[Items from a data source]
"""
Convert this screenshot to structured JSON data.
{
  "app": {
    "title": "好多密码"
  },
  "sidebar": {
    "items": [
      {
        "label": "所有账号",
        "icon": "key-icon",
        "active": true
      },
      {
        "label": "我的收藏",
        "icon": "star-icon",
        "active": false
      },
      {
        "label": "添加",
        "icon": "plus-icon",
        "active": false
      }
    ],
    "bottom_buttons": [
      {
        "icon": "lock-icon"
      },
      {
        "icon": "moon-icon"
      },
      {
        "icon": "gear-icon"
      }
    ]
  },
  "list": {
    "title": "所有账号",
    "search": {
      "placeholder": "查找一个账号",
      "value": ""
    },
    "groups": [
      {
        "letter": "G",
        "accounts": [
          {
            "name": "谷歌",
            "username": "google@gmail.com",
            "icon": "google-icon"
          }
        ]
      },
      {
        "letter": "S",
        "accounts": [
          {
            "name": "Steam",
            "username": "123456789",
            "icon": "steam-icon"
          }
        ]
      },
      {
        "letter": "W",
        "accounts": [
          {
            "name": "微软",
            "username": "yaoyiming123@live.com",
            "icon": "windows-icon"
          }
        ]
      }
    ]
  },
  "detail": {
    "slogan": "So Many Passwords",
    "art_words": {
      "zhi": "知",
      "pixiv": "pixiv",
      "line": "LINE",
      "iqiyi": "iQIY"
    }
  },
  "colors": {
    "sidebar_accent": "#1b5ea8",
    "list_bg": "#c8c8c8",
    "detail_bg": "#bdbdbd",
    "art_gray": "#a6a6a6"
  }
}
"""
Out of the material above, select every line that holds the string "icon".

        "icon": "key-icon",
        "icon": "star-icon",
        "icon": "plus-icon",
        "icon": "lock-icon"
        "icon": "moon-icon"
        "icon": "gear-icon"
            "icon": "google-icon"
            "icon": "steam-icon"
            "icon": "windows-icon"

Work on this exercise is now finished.